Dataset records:
◆ ◆ ◆ ◆ ◆ ◆ ◆

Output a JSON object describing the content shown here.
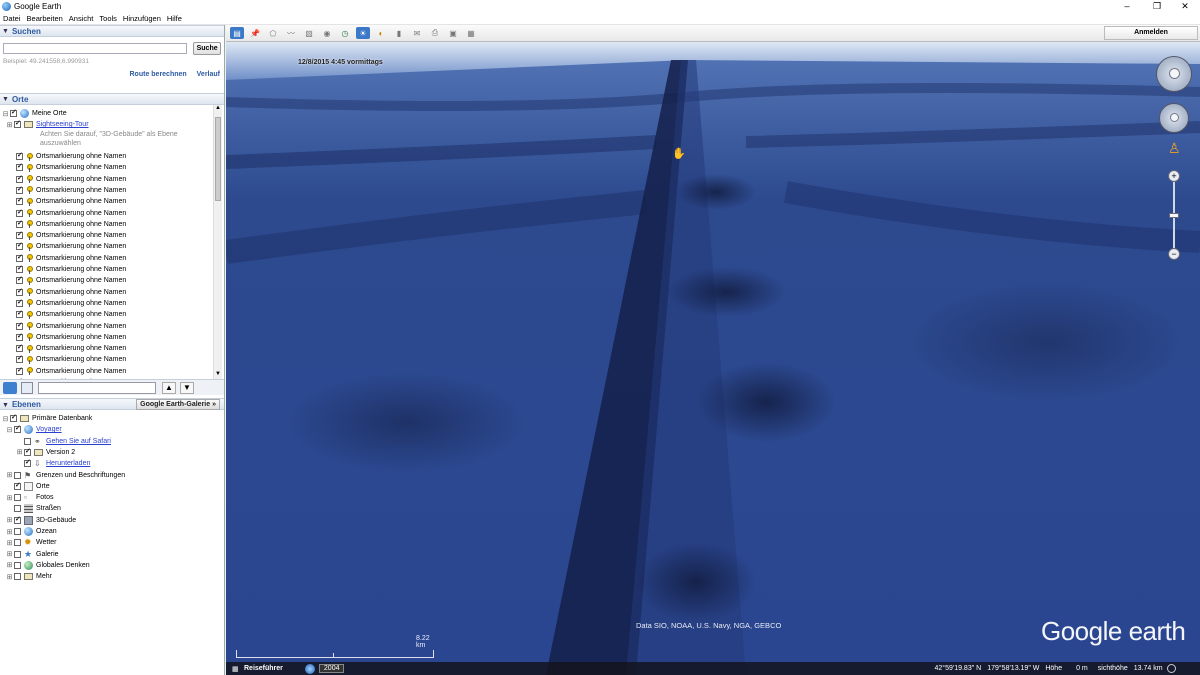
{
  "window": {
    "title": "Google Earth",
    "controls": [
      "–",
      "❐",
      "✕"
    ]
  },
  "menu": [
    "Datei",
    "Bearbeiten",
    "Ansicht",
    "Tools",
    "Hinzufügen",
    "Hilfe"
  ],
  "search": {
    "header": "Suchen",
    "button": "Suche",
    "example": "Beispiel: 49.241558,6.990931",
    "links": [
      "Route berechnen",
      "Verlauf"
    ]
  },
  "places": {
    "header": "Orte",
    "root": "Meine Orte",
    "tour": {
      "title": "Sightseeing-Tour",
      "hint1": "Achten Sie darauf, \"3D-Gebäude\" als Ebene",
      "hint2": "auszuwählen"
    },
    "placemark_label": "Ortsmarkierung ohne Namen",
    "placemarks": [
      "Ortsmarkierung ohne Namen",
      "Ortsmarkierung ohne Namen",
      "Ortsmarkierung ohne Namen",
      "Ortsmarkierung ohne Namen",
      "Ortsmarkierung ohne Namen",
      "Ortsmarkierung ohne Namen",
      "Ortsmarkierung ohne Namen",
      "Ortsmarkierung ohne Namen",
      "Ortsmarkierung ohne Namen",
      "Ortsmarkierung ohne Namen",
      "Ortsmarkierung ohne Namen",
      "Ortsmarkierung ohne Namen",
      "Ortsmarkierung ohne Namen",
      "Ortsmarkierung ohne Namen",
      "Ortsmarkierung ohne Namen",
      "Ortsmarkierung ohne Namen",
      "Ortsmarkierung ohne Namen",
      "Ortsmarkierung ohne Namen",
      "Ortsmarkierung ohne Namen",
      "Ortsmarkierung ohne Namen",
      "Ortsmarkierung ohne Namen",
      "Ortsmarkierung ohne Namen"
    ]
  },
  "layers": {
    "header": "Ebenen",
    "gallery_button": "Google Earth-Galerie",
    "items": [
      {
        "label": "Primäre Datenbank",
        "checked": true,
        "link": false
      },
      {
        "label": "Voyager",
        "checked": true,
        "link": true
      },
      {
        "label": "Gehen Sie auf Safari",
        "checked": false,
        "link": true
      },
      {
        "label": "Version 2",
        "checked": true,
        "link": false
      },
      {
        "label": "Herunterladen",
        "checked": true,
        "link": true
      },
      {
        "label": "Grenzen und Beschriftungen",
        "checked": false,
        "link": false
      },
      {
        "label": "Orte",
        "checked": true,
        "link": false
      },
      {
        "label": "Fotos",
        "checked": false,
        "link": false
      },
      {
        "label": "Straßen",
        "checked": false,
        "link": false
      },
      {
        "label": "3D-Gebäude",
        "checked": true,
        "link": false
      },
      {
        "label": "Ozean",
        "checked": false,
        "link": false
      },
      {
        "label": "Wetter",
        "checked": false,
        "link": false
      },
      {
        "label": "Galerie",
        "checked": false,
        "link": false
      },
      {
        "label": "Globales Denken",
        "checked": false,
        "link": false
      },
      {
        "label": "Mehr",
        "checked": false,
        "link": false
      }
    ]
  },
  "toolbar": {
    "signin": "Anmelden"
  },
  "map": {
    "date_overlay": "12/8/2015 4:45 vormittags",
    "attribution": "Data SIO, NOAA, U.S. Navy, NGA, GEBCO",
    "scale_label": "8.22 km",
    "logo": "Google earth"
  },
  "status": {
    "tour_guide": "Reiseführer",
    "year": "2004",
    "lat": "42°59'19.83\" N",
    "lon": "179°58'13.19\" W",
    "elev_label": "Höhe",
    "elev_value": "0 m",
    "eye_label": "sichthöhe",
    "eye_value": "13.74 km"
  },
  "colors": {
    "ocean_light": "#4a6fb8",
    "ocean_dark": "#1d2f66",
    "panel_title": "#2d5aa0",
    "link": "#2a40d0"
  }
}
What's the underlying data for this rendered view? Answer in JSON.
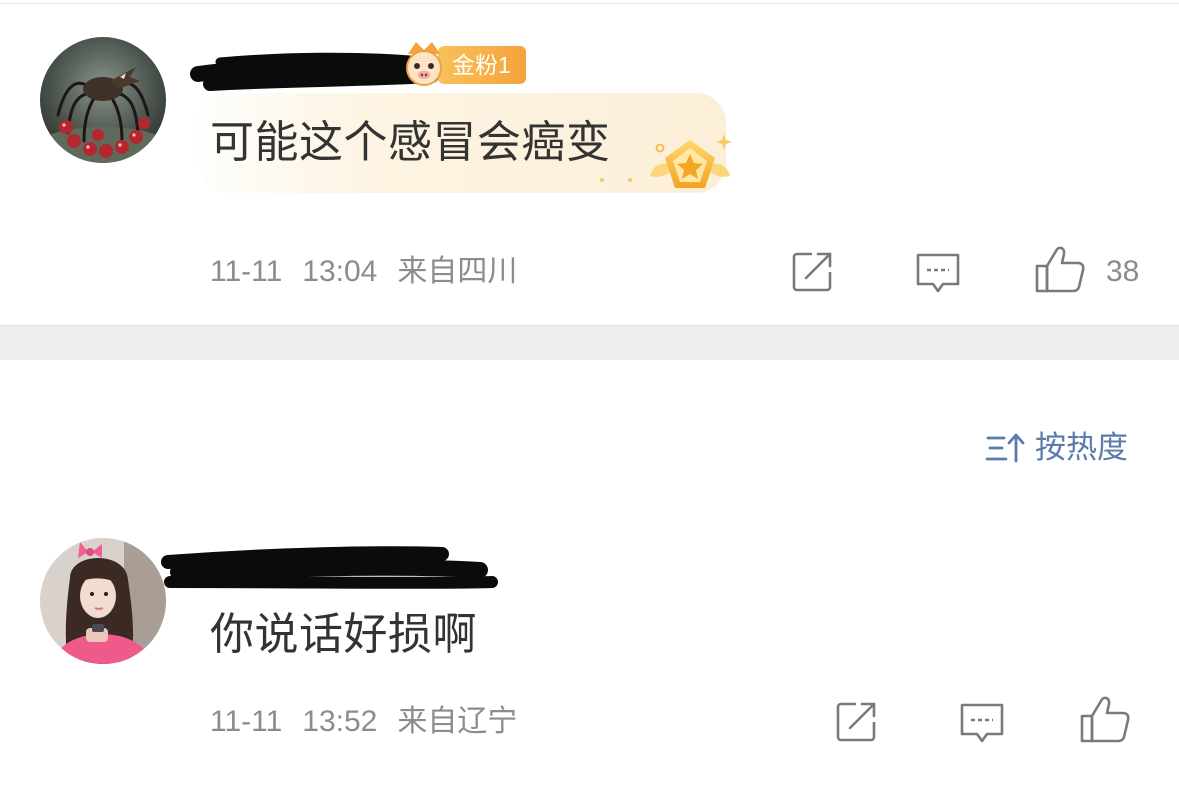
{
  "comments": [
    {
      "fan_badge": {
        "label": "金粉1",
        "icon": "fan-badge-icon"
      },
      "text": "可能这个感冒会癌变",
      "highlight_icon": "gold-medal-icon",
      "date": "11-11",
      "time": "13:04",
      "location": "来自四川",
      "like_count": "38"
    },
    {
      "text": "你说话好损啊",
      "date": "11-11",
      "time": "13:52",
      "location": "来自辽宁"
    }
  ],
  "sort_toggle": {
    "label": "按热度",
    "icon": "sort-icon"
  },
  "action_icons": [
    "share-icon",
    "comment-icon",
    "like-icon"
  ],
  "colors": {
    "text": "#333333",
    "meta_gray": "#8c8c8c",
    "accent_blue": "#5a7bab",
    "badge_orange": "#f5a23a",
    "bubble": "#fcefd8",
    "divider": "#efefef"
  }
}
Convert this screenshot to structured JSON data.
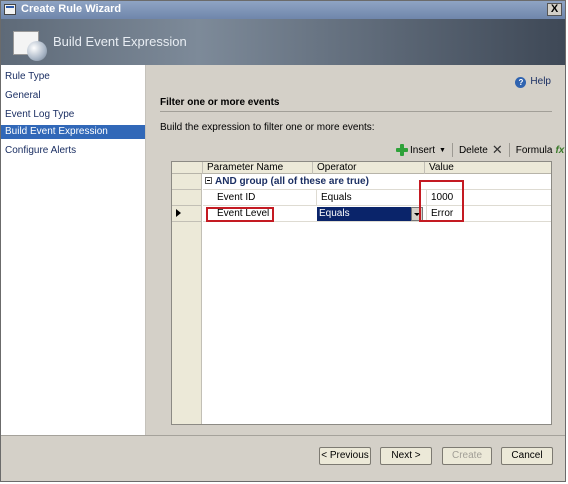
{
  "window": {
    "title": "Create Rule Wizard",
    "close_glyph": "X"
  },
  "banner": {
    "title": "Build Event Expression"
  },
  "nav": {
    "items": [
      {
        "label": "Rule Type"
      },
      {
        "label": "General"
      },
      {
        "label": "Event Log Type"
      },
      {
        "label": "Build Event Expression"
      },
      {
        "label": "Configure Alerts"
      }
    ],
    "selected": "Build Event Expression"
  },
  "content": {
    "help_label": "Help",
    "section_title": "Filter one or more events",
    "instructions": "Build the expression to filter one or more events:"
  },
  "toolbar": {
    "insert_label": "Insert",
    "delete_label": "Delete",
    "formula_label": "Formula"
  },
  "grid": {
    "columns": [
      "Parameter Name",
      "Operator",
      "Value"
    ],
    "group_label": "AND group (all of these are true)",
    "rows": [
      {
        "parameter": "Event ID",
        "operator": "Equals",
        "value": "1000"
      },
      {
        "parameter": "Event Level",
        "operator": "Equals",
        "value": "Error"
      }
    ]
  },
  "footer": {
    "previous_label": "< Previous",
    "next_label": "Next >",
    "create_label": "Create",
    "cancel_label": "Cancel"
  },
  "colors": {
    "nav_selected": "#3168b8",
    "highlight_box": "#c41a22",
    "selected_cell": "#0a246a"
  }
}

◆ ◆ ◆ ◆ ◆ ◆ ◆

Pictures don't belong in the copy. Restate all the entries exactly.

Output a JSON object describing the content shown here.
{
  "window": {
    "title": "Google Earth",
    "controls": [
      "–",
      "❐",
      "✕"
    ]
  },
  "menu": [
    "Datei",
    "Bearbeiten",
    "Ansicht",
    "Tools",
    "Hinzufügen",
    "Hilfe"
  ],
  "search": {
    "header": "Suchen",
    "button": "Suche",
    "example": "Beispiel: 49.241558,6.990931",
    "links": [
      "Route berechnen",
      "Verlauf"
    ]
  },
  "places": {
    "header": "Orte",
    "root": "Meine Orte",
    "tour": {
      "title": "Sightseeing-Tour",
      "hint1": "Achten Sie darauf, \"3D-Gebäude\" als Ebene",
      "hint2": "auszuwählen"
    },
    "placemark_label": "Ortsmarkierung ohne Namen",
    "placemarks": [
      "Ortsmarkierung ohne Namen",
      "Ortsmarkierung ohne Namen",
      "Ortsmarkierung ohne Namen",
      "Ortsmarkierung ohne Namen",
      "Ortsmarkierung ohne Namen",
      "Ortsmarkierung ohne Namen",
      "Ortsmarkierung ohne Namen",
      "Ortsmarkierung ohne Namen",
      "Ortsmarkierung ohne Namen",
      "Ortsmarkierung ohne Namen",
      "Ortsmarkierung ohne Namen",
      "Ortsmarkierung ohne Namen",
      "Ortsmarkierung ohne Namen",
      "Ortsmarkierung ohne Namen",
      "Ortsmarkierung ohne Namen",
      "Ortsmarkierung ohne Namen",
      "Ortsmarkierung ohne Namen",
      "Ortsmarkierung ohne Namen",
      "Ortsmarkierung ohne Namen",
      "Ortsmarkierung ohne Namen",
      "Ortsmarkierung ohne Namen",
      "Ortsmarkierung ohne Namen"
    ]
  },
  "layers": {
    "header": "Ebenen",
    "gallery_button": "Google Earth-Galerie",
    "items": [
      {
        "label": "Primäre Datenbank",
        "checked": true,
        "link": false
      },
      {
        "label": "Voyager",
        "checked": true,
        "link": true
      },
      {
        "label": "Gehen Sie auf Safari",
        "checked": false,
        "link": true
      },
      {
        "label": "Version 2",
        "checked": true,
        "link": false
      },
      {
        "label": "Herunterladen",
        "checked": true,
        "link": true
      },
      {
        "label": "Grenzen und Beschriftungen",
        "checked": false,
        "link": false
      },
      {
        "label": "Orte",
        "checked": true,
        "link": false
      },
      {
        "label": "Fotos",
        "checked": false,
        "link": false
      },
      {
        "label": "Straßen",
        "checked": false,
        "link": false
      },
      {
        "label": "3D-Gebäude",
        "checked": true,
        "link": false
      },
      {
        "label": "Ozean",
        "checked": false,
        "link": false
      },
      {
        "label": "Wetter",
        "checked": false,
        "link": false
      },
      {
        "label": "Galerie",
        "checked": false,
        "link": false
      },
      {
        "label": "Globales Denken",
        "checked": false,
        "link": false
      },
      {
        "label": "Mehr",
        "checked": false,
        "link": false
      }
    ]
  },
  "toolbar": {
    "signin": "Anmelden"
  },
  "map": {
    "date_overlay": "12/8/2015 4:45 vormittags",
    "attribution": "Data SIO, NOAA, U.S. Navy, NGA, GEBCO",
    "scale_label": "8.22 km",
    "logo": "Google earth"
  },
  "status": {
    "tour_guide": "Reiseführer",
    "year": "2004",
    "lat": "42°59'19.83\" N",
    "lon": "179°58'13.19\" W",
    "elev_label": "Höhe",
    "elev_value": "0 m",
    "eye_label": "sichthöhe",
    "eye_value": "13.74 km"
  },
  "colors": {
    "ocean_light": "#4a6fb8",
    "ocean_dark": "#1d2f66",
    "panel_title": "#2d5aa0",
    "link": "#2a40d0"
  }
}
What's the underlying data for this rendered view? Answer in JSON.
{
  "comments": [
    {
      "fan_badge": {
        "label": "金粉1",
        "icon": "fan-badge-icon"
      },
      "text": "可能这个感冒会癌变",
      "highlight_icon": "gold-medal-icon",
      "date": "11-11",
      "time": "13:04",
      "location": "来自四川",
      "like_count": "38"
    },
    {
      "text": "你说话好损啊",
      "date": "11-11",
      "time": "13:52",
      "location": "来自辽宁"
    }
  ],
  "sort_toggle": {
    "label": "按热度",
    "icon": "sort-icon"
  },
  "action_icons": [
    "share-icon",
    "comment-icon",
    "like-icon"
  ],
  "colors": {
    "text": "#333333",
    "meta_gray": "#8c8c8c",
    "accent_blue": "#5a7bab",
    "badge_orange": "#f5a23a",
    "bubble": "#fcefd8",
    "divider": "#efefef"
  }
}
Convert this screenshot to structured JSON data.
{
  "window": {
    "title": "Create Rule Wizard",
    "close_glyph": "X"
  },
  "banner": {
    "title": "Build Event Expression"
  },
  "nav": {
    "items": [
      {
        "label": "Rule Type"
      },
      {
        "label": "General"
      },
      {
        "label": "Event Log Type"
      },
      {
        "label": "Build Event Expression"
      },
      {
        "label": "Configure Alerts"
      }
    ],
    "selected": "Build Event Expression"
  },
  "content": {
    "help_label": "Help",
    "section_title": "Filter one or more events",
    "instructions": "Build the expression to filter one or more events:"
  },
  "toolbar": {
    "insert_label": "Insert",
    "delete_label": "Delete",
    "formula_label": "Formula"
  },
  "grid": {
    "columns": [
      "Parameter Name",
      "Operator",
      "Value"
    ],
    "group_label": "AND group (all of these are true)",
    "rows": [
      {
        "parameter": "Event ID",
        "operator": "Equals",
        "value": "1000"
      },
      {
        "parameter": "Event Level",
        "operator": "Equals",
        "value": "Error"
      }
    ]
  },
  "footer": {
    "previous_label": "< Previous",
    "next_label": "Next >",
    "create_label": "Create",
    "cancel_label": "Cancel"
  },
  "colors": {
    "nav_selected": "#3168b8",
    "highlight_box": "#c41a22",
    "selected_cell": "#0a246a"
  }
}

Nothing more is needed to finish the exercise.